▸ Raw records
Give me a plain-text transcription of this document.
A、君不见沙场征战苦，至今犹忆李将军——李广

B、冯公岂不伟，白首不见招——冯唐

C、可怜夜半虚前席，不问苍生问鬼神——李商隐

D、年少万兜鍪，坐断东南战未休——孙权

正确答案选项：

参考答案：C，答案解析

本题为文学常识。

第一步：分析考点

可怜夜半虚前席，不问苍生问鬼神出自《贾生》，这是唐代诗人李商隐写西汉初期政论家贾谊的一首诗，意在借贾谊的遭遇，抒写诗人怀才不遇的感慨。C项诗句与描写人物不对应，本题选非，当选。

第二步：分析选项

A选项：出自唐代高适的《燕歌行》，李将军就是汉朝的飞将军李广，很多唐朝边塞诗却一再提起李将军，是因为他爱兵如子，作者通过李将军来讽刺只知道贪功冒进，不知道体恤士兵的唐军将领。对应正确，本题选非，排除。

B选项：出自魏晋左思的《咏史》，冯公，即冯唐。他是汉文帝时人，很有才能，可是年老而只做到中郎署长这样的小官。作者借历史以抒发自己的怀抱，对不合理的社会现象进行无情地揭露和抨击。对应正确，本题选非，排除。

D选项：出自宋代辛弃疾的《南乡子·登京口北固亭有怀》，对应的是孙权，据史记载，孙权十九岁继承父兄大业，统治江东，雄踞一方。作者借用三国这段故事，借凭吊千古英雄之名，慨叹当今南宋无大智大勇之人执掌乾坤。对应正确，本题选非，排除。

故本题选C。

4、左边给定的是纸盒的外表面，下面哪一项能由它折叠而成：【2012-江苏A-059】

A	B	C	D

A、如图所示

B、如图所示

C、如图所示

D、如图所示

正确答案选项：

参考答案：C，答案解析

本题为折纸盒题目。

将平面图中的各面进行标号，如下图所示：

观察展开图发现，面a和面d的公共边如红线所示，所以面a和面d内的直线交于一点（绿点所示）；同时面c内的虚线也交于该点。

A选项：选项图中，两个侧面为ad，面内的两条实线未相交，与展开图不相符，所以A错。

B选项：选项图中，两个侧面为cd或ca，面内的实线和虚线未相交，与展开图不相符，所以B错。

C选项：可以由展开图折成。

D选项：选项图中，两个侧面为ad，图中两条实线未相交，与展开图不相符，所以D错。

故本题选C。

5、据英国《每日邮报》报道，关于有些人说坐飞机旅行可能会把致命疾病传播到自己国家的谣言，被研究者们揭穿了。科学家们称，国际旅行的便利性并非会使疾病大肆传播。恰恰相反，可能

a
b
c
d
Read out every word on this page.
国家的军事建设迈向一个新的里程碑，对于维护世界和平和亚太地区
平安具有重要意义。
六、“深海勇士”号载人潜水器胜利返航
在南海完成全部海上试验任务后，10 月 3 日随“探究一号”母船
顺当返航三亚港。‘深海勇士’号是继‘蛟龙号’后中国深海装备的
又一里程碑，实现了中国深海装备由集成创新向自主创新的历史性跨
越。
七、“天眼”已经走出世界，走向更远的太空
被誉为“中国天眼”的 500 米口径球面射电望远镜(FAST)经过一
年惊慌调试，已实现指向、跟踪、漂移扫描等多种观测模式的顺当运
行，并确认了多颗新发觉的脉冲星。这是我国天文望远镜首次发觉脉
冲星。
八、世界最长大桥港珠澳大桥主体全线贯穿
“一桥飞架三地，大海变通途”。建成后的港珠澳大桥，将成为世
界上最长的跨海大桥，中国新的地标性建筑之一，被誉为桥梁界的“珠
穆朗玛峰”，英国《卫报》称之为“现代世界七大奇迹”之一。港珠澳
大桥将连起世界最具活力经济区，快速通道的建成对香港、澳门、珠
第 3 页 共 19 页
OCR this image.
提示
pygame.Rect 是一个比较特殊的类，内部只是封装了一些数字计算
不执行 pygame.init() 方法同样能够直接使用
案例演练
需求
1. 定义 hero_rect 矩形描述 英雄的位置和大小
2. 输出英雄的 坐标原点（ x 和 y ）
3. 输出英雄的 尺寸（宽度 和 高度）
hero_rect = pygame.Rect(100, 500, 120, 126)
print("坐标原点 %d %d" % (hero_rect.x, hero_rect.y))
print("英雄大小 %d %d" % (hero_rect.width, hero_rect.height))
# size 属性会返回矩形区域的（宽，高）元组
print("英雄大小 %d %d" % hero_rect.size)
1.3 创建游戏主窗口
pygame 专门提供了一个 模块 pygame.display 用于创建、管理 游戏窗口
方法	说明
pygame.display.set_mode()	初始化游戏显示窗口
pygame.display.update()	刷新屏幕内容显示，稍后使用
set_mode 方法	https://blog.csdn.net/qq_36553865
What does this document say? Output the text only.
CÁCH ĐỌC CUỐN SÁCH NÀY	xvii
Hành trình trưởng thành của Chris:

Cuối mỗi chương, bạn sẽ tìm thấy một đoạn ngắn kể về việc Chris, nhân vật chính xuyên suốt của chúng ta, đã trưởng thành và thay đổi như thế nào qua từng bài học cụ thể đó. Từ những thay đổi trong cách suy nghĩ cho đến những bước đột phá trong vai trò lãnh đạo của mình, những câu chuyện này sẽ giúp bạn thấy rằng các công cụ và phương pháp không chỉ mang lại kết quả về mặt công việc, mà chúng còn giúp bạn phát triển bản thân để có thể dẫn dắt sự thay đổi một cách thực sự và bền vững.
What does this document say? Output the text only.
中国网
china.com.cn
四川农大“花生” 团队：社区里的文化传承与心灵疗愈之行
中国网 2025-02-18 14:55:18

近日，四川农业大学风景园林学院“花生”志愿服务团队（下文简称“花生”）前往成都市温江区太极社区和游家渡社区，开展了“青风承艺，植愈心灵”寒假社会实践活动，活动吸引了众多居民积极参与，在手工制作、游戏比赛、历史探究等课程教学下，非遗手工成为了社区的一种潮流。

▸ Task objective
Return all of the data word for word.

▸ Solution to the problem
Give me a plain-text transcription of this document.
A、君不见沙场征战苦，至今犹忆李将军——李广

B、冯公岂不伟，白首不见招——冯唐

C、可怜夜半虚前席，不问苍生问鬼神——李商隐

D、年少万兜鍪，坐断东南战未休——孙权

正确答案选项：

参考答案：C，答案解析

本题为文学常识。

第一步：分析考点

可怜夜半虚前席，不问苍生问鬼神出自《贾生》，这是唐代诗人李商隐写西汉初期政论家贾谊的一首诗，意在借贾谊的遭遇，抒写诗人怀才不遇的感慨。C项诗句与描写人物不对应，本题选非，当选。

第二步：分析选项

A选项：出自唐代高适的《燕歌行》，李将军就是汉朝的飞将军李广，很多唐朝边塞诗却一再提起李将军，是因为他爱兵如子，作者通过李将军来讽刺只知道贪功冒进，不知道体恤士兵的唐军将领。对应正确，本题选非，排除。

B选项：出自魏晋左思的《咏史》，冯公，即冯唐。他是汉文帝时人，很有才能，可是年老而只做到中郎署长这样的小官。作者借历史以抒发自己的怀抱，对不合理的社会现象进行无情地揭露和抨击。对应正确，本题选非，排除。

D选项：出自宋代辛弃疾的《南乡子·登京口北固亭有怀》，对应的是孙权，据史记载，孙权十九岁继承父兄大业，统治江东，雄踞一方。作者借用三国这段故事，借凭吊千古英雄之名，慨叹当今南宋无大智大勇之人执掌乾坤。对应正确，本题选非，排除。

故本题选C。

4、左边给定的是纸盒的外表面，下面哪一项能由它折叠而成：【2012-江苏A-059】

A	B	C	D

A、如图所示

B、如图所示

C、如图所示

D、如图所示

正确答案选项：

参考答案：C，答案解析

本题为折纸盒题目。

将平面图中的各面进行标号，如下图所示：

观察展开图发现，面a和面d的公共边如红线所示，所以面a和面d内的直线交于一点（绿点所示）；同时面c内的虚线也交于该点。

A选项：选项图中，两个侧面为ad，面内的两条实线未相交，与展开图不相符，所以A错。

B选项：选项图中，两个侧面为cd或ca，面内的实线和虚线未相交，与展开图不相符，所以B错。

C选项：可以由展开图折成。

D选项：选项图中，两个侧面为ad，图中两条实线未相交，与展开图不相符，所以D错。

故本题选C。

5、据英国《每日邮报》报道，关于有些人说坐飞机旅行可能会把致命疾病传播到自己国家的谣言，被研究者们揭穿了。科学家们称，国际旅行的便利性并非会使疾病大肆传播。恰恰相反，可能

a
b
c
d
Read out every word on this page.
国家的军事建设迈向一个新的里程碑，对于维护世界和平和亚太地区
平安具有重要意义。
六、“深海勇士”号载人潜水器胜利返航
在南海完成全部海上试验任务后，10 月 3 日随“探究一号”母船
顺当返航三亚港。‘深海勇士’号是继‘蛟龙号’后中国深海装备的
又一里程碑，实现了中国深海装备由集成创新向自主创新的历史性跨
越。
七、“天眼”已经走出世界，走向更远的太空
被誉为“中国天眼”的 500 米口径球面射电望远镜(FAST)经过一
年惊慌调试，已实现指向、跟踪、漂移扫描等多种观测模式的顺当运
行，并确认了多颗新发觉的脉冲星。这是我国天文望远镜首次发觉脉
冲星。
八、世界最长大桥港珠澳大桥主体全线贯穿
“一桥飞架三地，大海变通途”。建成后的港珠澳大桥，将成为世
界上最长的跨海大桥，中国新的地标性建筑之一，被誉为桥梁界的“珠
穆朗玛峰”，英国《卫报》称之为“现代世界七大奇迹”之一。港珠澳
大桥将连起世界最具活力经济区，快速通道的建成对香港、澳门、珠
第 3 页 共 19 页
OCR this image.
提示
pygame.Rect 是一个比较特殊的类，内部只是封装了一些数字计算
不执行 pygame.init() 方法同样能够直接使用
案例演练
需求
1. 定义 hero_rect 矩形描述 英雄的位置和大小
2. 输出英雄的 坐标原点（ x 和 y ）
3. 输出英雄的 尺寸（宽度 和 高度）
hero_rect = pygame.Rect(100, 500, 120, 126)
print("坐标原点 %d %d" % (hero_rect.x, hero_rect.y))
print("英雄大小 %d %d" % (hero_rect.width, hero_rect.height))
# size 属性会返回矩形区域的（宽，高）元组
print("英雄大小 %d %d" % hero_rect.size)
1.3 创建游戏主窗口
pygame 专门提供了一个 模块 pygame.display 用于创建、管理 游戏窗口
方法	说明
pygame.display.set_mode()	初始化游戏显示窗口
pygame.display.update()	刷新屏幕内容显示，稍后使用
set_mode 方法	https://blog.csdn.net/qq_36553865
What does this document say? Output the text only.
CÁCH ĐỌC CUỐN SÁCH NÀY	xvii
Hành trình trưởng thành của Chris:

Cuối mỗi chương, bạn sẽ tìm thấy một đoạn ngắn kể về việc Chris, nhân vật chính xuyên suốt của chúng ta, đã trưởng thành và thay đổi như thế nào qua từng bài học cụ thể đó. Từ những thay đổi trong cách suy nghĩ cho đến những bước đột phá trong vai trò lãnh đạo của mình, những câu chuyện này sẽ giúp bạn thấy rằng các công cụ và phương pháp không chỉ mang lại kết quả về mặt công việc, mà chúng còn giúp bạn phát triển bản thân để có thể dẫn dắt sự thay đổi một cách thực sự và bền vững.
What does this document say? Output the text only.
中国网
china.com.cn
四川农大“花生” 团队：社区里的文化传承与心灵疗愈之行
中国网 2025-02-18 14:55:18

近日，四川农业大学风景园林学院“花生”志愿服务团队（下文简称“花生”）前往成都市温江区太极社区和游家渡社区，开展了“青风承艺，植愈心灵”寒假社会实践活动，活动吸引了众多居民积极参与，在手工制作、游戏比赛、历史探究等课程教学下，非遗手工成为了社区的一种潮流。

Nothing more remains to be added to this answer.